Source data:
++++++

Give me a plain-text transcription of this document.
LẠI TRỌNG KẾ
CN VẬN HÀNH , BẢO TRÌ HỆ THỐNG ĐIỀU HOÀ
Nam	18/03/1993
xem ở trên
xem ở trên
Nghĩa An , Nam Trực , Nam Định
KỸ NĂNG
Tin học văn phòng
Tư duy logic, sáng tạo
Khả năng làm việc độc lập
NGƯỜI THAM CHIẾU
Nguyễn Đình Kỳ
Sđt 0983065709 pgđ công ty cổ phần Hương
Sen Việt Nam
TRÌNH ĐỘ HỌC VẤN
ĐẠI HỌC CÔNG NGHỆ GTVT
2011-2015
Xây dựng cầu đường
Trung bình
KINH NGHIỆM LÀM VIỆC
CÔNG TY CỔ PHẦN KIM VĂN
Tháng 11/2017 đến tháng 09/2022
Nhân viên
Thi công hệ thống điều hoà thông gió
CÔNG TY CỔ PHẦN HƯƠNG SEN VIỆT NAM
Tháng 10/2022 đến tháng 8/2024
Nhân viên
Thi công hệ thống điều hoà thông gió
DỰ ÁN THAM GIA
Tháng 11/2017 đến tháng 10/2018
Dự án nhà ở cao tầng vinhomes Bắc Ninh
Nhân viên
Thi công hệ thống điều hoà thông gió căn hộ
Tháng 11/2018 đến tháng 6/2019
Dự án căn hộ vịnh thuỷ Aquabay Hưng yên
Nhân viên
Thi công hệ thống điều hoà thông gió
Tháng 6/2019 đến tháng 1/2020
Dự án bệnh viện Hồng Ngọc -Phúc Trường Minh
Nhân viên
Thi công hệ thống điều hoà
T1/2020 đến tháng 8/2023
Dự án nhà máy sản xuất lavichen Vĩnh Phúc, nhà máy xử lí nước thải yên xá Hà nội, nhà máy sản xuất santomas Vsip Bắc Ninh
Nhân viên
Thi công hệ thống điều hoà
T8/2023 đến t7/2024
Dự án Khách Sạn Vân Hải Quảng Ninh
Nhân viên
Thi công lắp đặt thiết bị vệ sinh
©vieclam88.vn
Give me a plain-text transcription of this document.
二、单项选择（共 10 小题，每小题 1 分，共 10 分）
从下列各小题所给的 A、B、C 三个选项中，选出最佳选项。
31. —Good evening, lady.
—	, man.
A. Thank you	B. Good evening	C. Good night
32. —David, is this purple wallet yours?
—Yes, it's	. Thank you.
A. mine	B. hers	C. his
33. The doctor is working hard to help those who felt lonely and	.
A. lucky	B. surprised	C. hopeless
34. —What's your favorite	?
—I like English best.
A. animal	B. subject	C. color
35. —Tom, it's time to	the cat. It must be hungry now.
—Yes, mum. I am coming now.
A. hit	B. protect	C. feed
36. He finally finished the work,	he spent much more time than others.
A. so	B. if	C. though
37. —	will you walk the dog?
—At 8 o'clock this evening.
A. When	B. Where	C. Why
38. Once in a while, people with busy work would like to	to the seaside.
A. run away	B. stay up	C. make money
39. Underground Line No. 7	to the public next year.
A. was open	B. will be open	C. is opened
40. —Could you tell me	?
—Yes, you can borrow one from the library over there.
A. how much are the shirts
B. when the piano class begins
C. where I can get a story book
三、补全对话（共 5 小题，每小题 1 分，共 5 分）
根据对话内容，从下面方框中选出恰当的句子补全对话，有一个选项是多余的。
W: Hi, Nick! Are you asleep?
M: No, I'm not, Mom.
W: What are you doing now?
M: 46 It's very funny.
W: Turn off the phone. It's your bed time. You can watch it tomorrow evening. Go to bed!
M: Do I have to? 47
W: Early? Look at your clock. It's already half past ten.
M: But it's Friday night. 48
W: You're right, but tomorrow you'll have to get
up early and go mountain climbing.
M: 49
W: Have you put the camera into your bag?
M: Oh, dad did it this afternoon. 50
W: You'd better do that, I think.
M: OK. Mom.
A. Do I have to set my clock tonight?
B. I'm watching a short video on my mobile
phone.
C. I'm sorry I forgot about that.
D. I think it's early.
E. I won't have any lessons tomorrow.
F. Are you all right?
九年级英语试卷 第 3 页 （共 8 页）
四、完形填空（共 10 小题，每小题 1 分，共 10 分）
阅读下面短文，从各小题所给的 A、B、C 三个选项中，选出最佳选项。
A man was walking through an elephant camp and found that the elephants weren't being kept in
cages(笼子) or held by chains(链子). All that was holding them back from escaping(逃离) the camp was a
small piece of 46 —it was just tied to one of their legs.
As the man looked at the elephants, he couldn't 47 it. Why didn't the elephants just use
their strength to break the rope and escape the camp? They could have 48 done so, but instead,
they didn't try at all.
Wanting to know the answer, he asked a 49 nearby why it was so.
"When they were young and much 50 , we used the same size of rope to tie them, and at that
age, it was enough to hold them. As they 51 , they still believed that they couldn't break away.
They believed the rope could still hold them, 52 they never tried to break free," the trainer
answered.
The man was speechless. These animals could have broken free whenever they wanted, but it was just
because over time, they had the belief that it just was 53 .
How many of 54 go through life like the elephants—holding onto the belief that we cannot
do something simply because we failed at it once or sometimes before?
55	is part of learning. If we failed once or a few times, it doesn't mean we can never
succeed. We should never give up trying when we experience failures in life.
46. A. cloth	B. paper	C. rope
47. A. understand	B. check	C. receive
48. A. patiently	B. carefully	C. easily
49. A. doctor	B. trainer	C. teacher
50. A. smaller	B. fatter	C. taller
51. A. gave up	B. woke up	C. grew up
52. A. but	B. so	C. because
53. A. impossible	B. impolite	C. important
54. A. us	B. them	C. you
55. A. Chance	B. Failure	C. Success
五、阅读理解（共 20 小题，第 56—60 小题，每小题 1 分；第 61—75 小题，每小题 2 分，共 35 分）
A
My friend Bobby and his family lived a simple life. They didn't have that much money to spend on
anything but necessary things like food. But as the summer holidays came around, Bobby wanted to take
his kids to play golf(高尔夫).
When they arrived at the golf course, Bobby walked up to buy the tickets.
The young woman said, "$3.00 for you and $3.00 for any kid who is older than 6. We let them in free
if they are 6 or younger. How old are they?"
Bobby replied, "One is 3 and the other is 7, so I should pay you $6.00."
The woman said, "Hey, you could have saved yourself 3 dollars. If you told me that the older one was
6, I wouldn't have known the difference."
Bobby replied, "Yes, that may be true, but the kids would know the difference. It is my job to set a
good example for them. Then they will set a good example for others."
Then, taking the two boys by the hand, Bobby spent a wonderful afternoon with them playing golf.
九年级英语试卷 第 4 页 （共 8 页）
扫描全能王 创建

++++++

▶ REQUIREMENTS: Would you copy out each line exactly as written?

▶ OUTPUT OF THE TASK:
Give me a plain-text transcription of this document.
LẠI TRỌNG KẾ
CN VẬN HÀNH , BẢO TRÌ HỆ THỐNG ĐIỀU HOÀ
Nam	18/03/1993
xem ở trên
xem ở trên
Nghĩa An , Nam Trực , Nam Định
KỸ NĂNG
Tin học văn phòng
Tư duy logic, sáng tạo
Khả năng làm việc độc lập
NGƯỜI THAM CHIẾU
Nguyễn Đình Kỳ
Sđt 0983065709 pgđ công ty cổ phần Hương
Sen Việt Nam
TRÌNH ĐỘ HỌC VẤN
ĐẠI HỌC CÔNG NGHỆ GTVT
2011-2015
Xây dựng cầu đường
Trung bình
KINH NGHIỆM LÀM VIỆC
CÔNG TY CỔ PHẦN KIM VĂN
Tháng 11/2017 đến tháng 09/2022
Nhân viên
Thi công hệ thống điều hoà thông gió
CÔNG TY CỔ PHẦN HƯƠNG SEN VIỆT NAM
Tháng 10/2022 đến tháng 8/2024
Nhân viên
Thi công hệ thống điều hoà thông gió
DỰ ÁN THAM GIA
Tháng 11/2017 đến tháng 10/2018
Dự án nhà ở cao tầng vinhomes Bắc Ninh
Nhân viên
Thi công hệ thống điều hoà thông gió căn hộ
Tháng 11/2018 đến tháng 6/2019
Dự án căn hộ vịnh thuỷ Aquabay Hưng yên
Nhân viên
Thi công hệ thống điều hoà thông gió
Tháng 6/2019 đến tháng 1/2020
Dự án bệnh viện Hồng Ngọc -Phúc Trường Minh
Nhân viên
Thi công hệ thống điều hoà
T1/2020 đến tháng 8/2023
Dự án nhà máy sản xuất lavichen Vĩnh Phúc, nhà máy xử lí nước thải yên xá Hà nội, nhà máy sản xuất santomas Vsip Bắc Ninh
Nhân viên
Thi công hệ thống điều hoà
T8/2023 đến t7/2024
Dự án Khách Sạn Vân Hải Quảng Ninh
Nhân viên
Thi công lắp đặt thiết bị vệ sinh
©vieclam88.vn
Give me a plain-text transcription of this document.
二、单项选择（共 10 小题，每小题 1 分，共 10 分）
从下列各小题所给的 A、B、C 三个选项中，选出最佳选项。
31. —Good evening, lady.
—	, man.
A. Thank you	B. Good evening	C. Good night
32. —David, is this purple wallet yours?
—Yes, it's	. Thank you.
A. mine	B. hers	C. his
33. The doctor is working hard to help those who felt lonely and	.
A. lucky	B. surprised	C. hopeless
34. —What's your favorite	?
—I like English best.
A. animal	B. subject	C. color
35. —Tom, it's time to	the cat. It must be hungry now.
—Yes, mum. I am coming now.
A. hit	B. protect	C. feed
36. He finally finished the work,	he spent much more time than others.
A. so	B. if	C. though
37. —	will you walk the dog?
—At 8 o'clock this evening.
A. When	B. Where	C. Why
38. Once in a while, people with busy work would like to	to the seaside.
A. run away	B. stay up	C. make money
39. Underground Line No. 7	to the public next year.
A. was open	B. will be open	C. is opened
40. —Could you tell me	?
—Yes, you can borrow one from the library over there.
A. how much are the shirts
B. when the piano class begins
C. where I can get a story book
三、补全对话（共 5 小题，每小题 1 分，共 5 分）
根据对话内容，从下面方框中选出恰当的句子补全对话，有一个选项是多余的。
W: Hi, Nick! Are you asleep?
M: No, I'm not, Mom.
W: What are you doing now?
M: 46 It's very funny.
W: Turn off the phone. It's your bed time. You can watch it tomorrow evening. Go to bed!
M: Do I have to? 47
W: Early? Look at your clock. It's already half past ten.
M: But it's Friday night. 48
W: You're right, but tomorrow you'll have to get
up early and go mountain climbing.
M: 49
W: Have you put the camera into your bag?
M: Oh, dad did it this afternoon. 50
W: You'd better do that, I think.
M: OK. Mom.
A. Do I have to set my clock tonight?
B. I'm watching a short video on my mobile
phone.
C. I'm sorry I forgot about that.
D. I think it's early.
E. I won't have any lessons tomorrow.
F. Are you all right?
九年级英语试卷 第 3 页 （共 8 页）
四、完形填空（共 10 小题，每小题 1 分，共 10 分）
阅读下面短文，从各小题所给的 A、B、C 三个选项中，选出最佳选项。
A man was walking through an elephant camp and found that the elephants weren't being kept in
cages(笼子) or held by chains(链子). All that was holding them back from escaping(逃离) the camp was a
small piece of 46 —it was just tied to one of their legs.
As the man looked at the elephants, he couldn't 47 it. Why didn't the elephants just use
their strength to break the rope and escape the camp? They could have 48 done so, but instead,
they didn't try at all.
Wanting to know the answer, he asked a 49 nearby why it was so.
"When they were young and much 50 , we used the same size of rope to tie them, and at that
age, it was enough to hold them. As they 51 , they still believed that they couldn't break away.
They believed the rope could still hold them, 52 they never tried to break free," the trainer
answered.
The man was speechless. These animals could have broken free whenever they wanted, but it was just
because over time, they had the belief that it just was 53 .
How many of 54 go through life like the elephants—holding onto the belief that we cannot
do something simply because we failed at it once or sometimes before?
55	is part of learning. If we failed once or a few times, it doesn't mean we can never
succeed. We should never give up trying when we experience failures in life.
46. A. cloth	B. paper	C. rope
47. A. understand	B. check	C. receive
48. A. patiently	B. carefully	C. easily
49. A. doctor	B. trainer	C. teacher
50. A. smaller	B. fatter	C. taller
51. A. gave up	B. woke up	C. grew up
52. A. but	B. so	C. because
53. A. impossible	B. impolite	C. important
54. A. us	B. them	C. you
55. A. Chance	B. Failure	C. Success
五、阅读理解（共 20 小题，第 56—60 小题，每小题 1 分；第 61—75 小题，每小题 2 分，共 35 分）
A
My friend Bobby and his family lived a simple life. They didn't have that much money to spend on
anything but necessary things like food. But as the summer holidays came around, Bobby wanted to take
his kids to play golf(高尔夫).
When they arrived at the golf course, Bobby walked up to buy the tickets.
The young woman said, "$3.00 for you and $3.00 for any kid who is older than 6. We let them in free
if they are 6 or younger. How old are they?"
Bobby replied, "One is 3 and the other is 7, so I should pay you $6.00."
The woman said, "Hey, you could have saved yourself 3 dollars. If you told me that the older one was
6, I wouldn't have known the difference."
Bobby replied, "Yes, that may be true, but the kids would know the difference. It is my job to set a
good example for them. Then they will set a good example for others."
Then, taking the two boys by the hand, Bobby spent a wonderful afternoon with them playing golf.
九年级英语试卷 第 4 页 （共 8 页）
扫描全能王 创建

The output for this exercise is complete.